==== TASK INPUTS

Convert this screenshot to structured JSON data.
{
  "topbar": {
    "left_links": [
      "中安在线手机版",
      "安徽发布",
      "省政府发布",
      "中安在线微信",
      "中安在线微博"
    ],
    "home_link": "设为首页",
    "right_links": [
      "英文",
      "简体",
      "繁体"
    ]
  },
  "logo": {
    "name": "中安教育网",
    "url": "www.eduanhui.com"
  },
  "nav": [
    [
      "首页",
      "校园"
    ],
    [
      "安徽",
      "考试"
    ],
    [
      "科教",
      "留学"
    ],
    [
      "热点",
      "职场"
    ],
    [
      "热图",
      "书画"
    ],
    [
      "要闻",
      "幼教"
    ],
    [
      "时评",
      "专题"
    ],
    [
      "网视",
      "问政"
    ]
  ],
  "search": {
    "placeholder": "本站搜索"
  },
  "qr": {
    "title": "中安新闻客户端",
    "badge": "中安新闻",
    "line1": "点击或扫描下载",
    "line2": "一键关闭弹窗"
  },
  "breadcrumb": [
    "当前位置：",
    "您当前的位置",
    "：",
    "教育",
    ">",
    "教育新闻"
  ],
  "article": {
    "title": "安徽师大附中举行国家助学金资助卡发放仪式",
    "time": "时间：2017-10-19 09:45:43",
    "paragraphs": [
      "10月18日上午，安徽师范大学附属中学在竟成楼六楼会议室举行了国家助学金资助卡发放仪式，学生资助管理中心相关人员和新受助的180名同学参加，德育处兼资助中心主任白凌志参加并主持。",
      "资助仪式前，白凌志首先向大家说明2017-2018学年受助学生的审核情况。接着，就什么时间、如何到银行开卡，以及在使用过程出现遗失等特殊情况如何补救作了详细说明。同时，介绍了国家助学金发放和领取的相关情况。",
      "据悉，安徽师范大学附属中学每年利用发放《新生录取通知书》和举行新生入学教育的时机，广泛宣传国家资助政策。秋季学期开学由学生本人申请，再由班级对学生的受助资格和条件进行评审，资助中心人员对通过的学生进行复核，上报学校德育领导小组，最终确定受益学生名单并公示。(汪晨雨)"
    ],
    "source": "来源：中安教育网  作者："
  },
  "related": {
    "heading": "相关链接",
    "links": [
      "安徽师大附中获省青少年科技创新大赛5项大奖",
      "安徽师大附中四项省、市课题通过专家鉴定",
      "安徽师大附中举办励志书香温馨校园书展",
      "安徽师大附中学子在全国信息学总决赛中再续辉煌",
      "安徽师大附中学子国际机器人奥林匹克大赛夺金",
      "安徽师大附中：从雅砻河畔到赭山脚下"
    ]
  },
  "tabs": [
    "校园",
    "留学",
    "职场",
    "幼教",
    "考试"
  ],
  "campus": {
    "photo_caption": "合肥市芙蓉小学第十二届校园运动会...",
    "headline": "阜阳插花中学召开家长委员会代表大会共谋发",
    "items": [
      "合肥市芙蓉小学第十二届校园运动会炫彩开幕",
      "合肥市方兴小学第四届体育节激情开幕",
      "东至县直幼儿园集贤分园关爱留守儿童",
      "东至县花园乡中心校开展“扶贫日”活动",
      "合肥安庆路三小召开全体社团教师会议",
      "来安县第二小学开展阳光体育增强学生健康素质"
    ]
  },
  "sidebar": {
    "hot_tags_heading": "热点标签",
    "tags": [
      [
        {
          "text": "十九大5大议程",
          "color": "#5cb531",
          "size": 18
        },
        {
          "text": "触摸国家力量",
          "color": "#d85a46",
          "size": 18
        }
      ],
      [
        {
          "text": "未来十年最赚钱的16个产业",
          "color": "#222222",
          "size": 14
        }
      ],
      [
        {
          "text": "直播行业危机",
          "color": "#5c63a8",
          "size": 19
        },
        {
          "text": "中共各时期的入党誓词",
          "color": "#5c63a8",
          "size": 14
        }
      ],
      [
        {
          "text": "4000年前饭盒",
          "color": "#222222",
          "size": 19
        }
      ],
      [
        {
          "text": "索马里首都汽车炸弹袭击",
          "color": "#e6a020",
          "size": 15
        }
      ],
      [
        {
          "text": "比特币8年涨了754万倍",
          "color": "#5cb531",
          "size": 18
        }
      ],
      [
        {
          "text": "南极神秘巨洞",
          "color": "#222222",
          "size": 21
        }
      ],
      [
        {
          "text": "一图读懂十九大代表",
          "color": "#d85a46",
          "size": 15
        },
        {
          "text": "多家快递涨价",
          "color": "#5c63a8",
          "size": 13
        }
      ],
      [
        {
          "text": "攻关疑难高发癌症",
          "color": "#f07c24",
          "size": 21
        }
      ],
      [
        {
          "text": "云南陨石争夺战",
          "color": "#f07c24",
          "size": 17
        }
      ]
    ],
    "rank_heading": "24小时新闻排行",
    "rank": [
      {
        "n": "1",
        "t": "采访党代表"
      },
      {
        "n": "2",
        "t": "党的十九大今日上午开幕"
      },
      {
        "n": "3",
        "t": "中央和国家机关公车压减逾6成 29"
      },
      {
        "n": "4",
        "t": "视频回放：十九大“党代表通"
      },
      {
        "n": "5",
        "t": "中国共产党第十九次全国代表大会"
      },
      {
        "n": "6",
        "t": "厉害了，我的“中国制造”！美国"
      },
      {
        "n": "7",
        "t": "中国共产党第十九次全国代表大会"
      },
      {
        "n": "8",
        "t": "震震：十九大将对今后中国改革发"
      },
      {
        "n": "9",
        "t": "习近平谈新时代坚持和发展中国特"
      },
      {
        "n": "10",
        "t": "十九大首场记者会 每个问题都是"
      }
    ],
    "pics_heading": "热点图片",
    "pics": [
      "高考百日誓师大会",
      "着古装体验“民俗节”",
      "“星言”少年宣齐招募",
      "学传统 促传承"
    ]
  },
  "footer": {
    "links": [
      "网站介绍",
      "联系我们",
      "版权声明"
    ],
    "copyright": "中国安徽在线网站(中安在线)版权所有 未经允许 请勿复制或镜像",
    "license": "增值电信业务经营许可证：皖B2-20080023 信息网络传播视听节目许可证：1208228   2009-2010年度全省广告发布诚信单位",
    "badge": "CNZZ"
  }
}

========

REQUIRED WORK:
Every line of the material must be returned exactly as it appears.

REPLY TO THE TASK:
Convert this screenshot to structured JSON data.
{
  "topbar": {
    "left_links": [
      "中安在线手机版",
      "安徽发布",
      "省政府发布",
      "中安在线微信",
      "中安在线微博"
    ],
    "home_link": "设为首页",
    "right_links": [
      "英文",
      "简体",
      "繁体"
    ]
  },
  "logo": {
    "name": "中安教育网",
    "url": "www.eduanhui.com"
  },
  "nav": [
    [
      "首页",
      "校园"
    ],
    [
      "安徽",
      "考试"
    ],
    [
      "科教",
      "留学"
    ],
    [
      "热点",
      "职场"
    ],
    [
      "热图",
      "书画"
    ],
    [
      "要闻",
      "幼教"
    ],
    [
      "时评",
      "专题"
    ],
    [
      "网视",
      "问政"
    ]
  ],
  "search": {
    "placeholder": "本站搜索"
  },
  "qr": {
    "title": "中安新闻客户端",
    "badge": "中安新闻",
    "line1": "点击或扫描下载",
    "line2": "一键关闭弹窗"
  },
  "breadcrumb": [
    "当前位置：",
    "您当前的位置",
    "：",
    "教育",
    ">",
    "教育新闻"
  ],
  "article": {
    "title": "安徽师大附中举行国家助学金资助卡发放仪式",
    "time": "时间：2017-10-19 09:45:43",
    "paragraphs": [
      "10月18日上午，安徽师范大学附属中学在竟成楼六楼会议室举行了国家助学金资助卡发放仪式，学生资助管理中心相关人员和新受助的180名同学参加，德育处兼资助中心主任白凌志参加并主持。",
      "资助仪式前，白凌志首先向大家说明2017-2018学年受助学生的审核情况。接着，就什么时间、如何到银行开卡，以及在使用过程出现遗失等特殊情况如何补救作了详细说明。同时，介绍了国家助学金发放和领取的相关情况。",
      "据悉，安徽师范大学附属中学每年利用发放《新生录取通知书》和举行新生入学教育的时机，广泛宣传国家资助政策。秋季学期开学由学生本人申请，再由班级对学生的受助资格和条件进行评审，资助中心人员对通过的学生进行复核，上报学校德育领导小组，最终确定受益学生名单并公示。(汪晨雨)"
    ],
    "source": "来源：中安教育网  作者："
  },
  "related": {
    "heading": "相关链接",
    "links": [
      "安徽师大附中获省青少年科技创新大赛5项大奖",
      "安徽师大附中四项省、市课题通过专家鉴定",
      "安徽师大附中举办励志书香温馨校园书展",
      "安徽师大附中学子在全国信息学总决赛中再续辉煌",
      "安徽师大附中学子国际机器人奥林匹克大赛夺金",
      "安徽师大附中：从雅砻河畔到赭山脚下"
    ]
  },
  "tabs": [
    "校园",
    "留学",
    "职场",
    "幼教",
    "考试"
  ],
  "campus": {
    "photo_caption": "合肥市芙蓉小学第十二届校园运动会...",
    "headline": "阜阳插花中学召开家长委员会代表大会共谋发",
    "items": [
      "合肥市芙蓉小学第十二届校园运动会炫彩开幕",
      "合肥市方兴小学第四届体育节激情开幕",
      "东至县直幼儿园集贤分园关爱留守儿童",
      "东至县花园乡中心校开展“扶贫日”活动",
      "合肥安庆路三小召开全体社团教师会议",
      "来安县第二小学开展阳光体育增强学生健康素质"
    ]
  },
  "sidebar": {
    "hot_tags_heading": "热点标签",
    "tags": [
      [
        {
          "text": "十九大5大议程",
          "color": "#5cb531",
          "size": 18
        },
        {
          "text": "触摸国家力量",
          "color": "#d85a46",
          "size": 18
        }
      ],
      [
        {
          "text": "未来十年最赚钱的16个产业",
          "color": "#222222",
          "size": 14
        }
      ],
      [
        {
          "text": "直播行业危机",
          "color": "#5c63a8",
          "size": 19
        },
        {
          "text": "中共各时期的入党誓词",
          "color": "#5c63a8",
          "size": 14
        }
      ],
      [
        {
          "text": "4000年前饭盒",
          "color": "#222222",
          "size": 19
        }
      ],
      [
        {
          "text": "索马里首都汽车炸弹袭击",
          "color": "#e6a020",
          "size": 15
        }
      ],
      [
        {
          "text": "比特币8年涨了754万倍",
          "color": "#5cb531",
          "size": 18
        }
      ],
      [
        {
          "text": "南极神秘巨洞",
          "color": "#222222",
          "size": 21
        }
      ],
      [
        {
          "text": "一图读懂十九大代表",
          "color": "#d85a46",
          "size": 15
        },
        {
          "text": "多家快递涨价",
          "color": "#5c63a8",
          "size": 13
        }
      ],
      [
        {
          "text": "攻关疑难高发癌症",
          "color": "#f07c24",
          "size": 21
        }
      ],
      [
        {
          "text": "云南陨石争夺战",
          "color": "#f07c24",
          "size": 17
        }
      ]
    ],
    "rank_heading": "24小时新闻排行",
    "rank": [
      {
        "n": "1",
        "t": "采访党代表"
      },
      {
        "n": "2",
        "t": "党的十九大今日上午开幕"
      },
      {
        "n": "3",
        "t": "中央和国家机关公车压减逾6成 29"
      },
      {
        "n": "4",
        "t": "视频回放：十九大“党代表通"
      },
      {
        "n": "5",
        "t": "中国共产党第十九次全国代表大会"
      },
      {
        "n": "6",
        "t": "厉害了，我的“中国制造”！美国"
      },
      {
        "n": "7",
        "t": "中国共产党第十九次全国代表大会"
      },
      {
        "n": "8",
        "t": "震震：十九大将对今后中国改革发"
      },
      {
        "n": "9",
        "t": "习近平谈新时代坚持和发展中国特"
      },
      {
        "n": "10",
        "t": "十九大首场记者会 每个问题都是"
      }
    ],
    "pics_heading": "热点图片",
    "pics": [
      "高考百日誓师大会",
      "着古装体验“民俗节”",
      "“星言”少年宣齐招募",
      "学传统 促传承"
    ]
  },
  "footer": {
    "links": [
      "网站介绍",
      "联系我们",
      "版权声明"
    ],
    "copyright": "中国安徽在线网站(中安在线)版权所有 未经允许 请勿复制或镜像",
    "license": "增值电信业务经营许可证：皖B2-20080023 信息网络传播视听节目许可证：1208228   2009-2010年度全省广告发布诚信单位",
    "badge": "CNZZ"
  }
}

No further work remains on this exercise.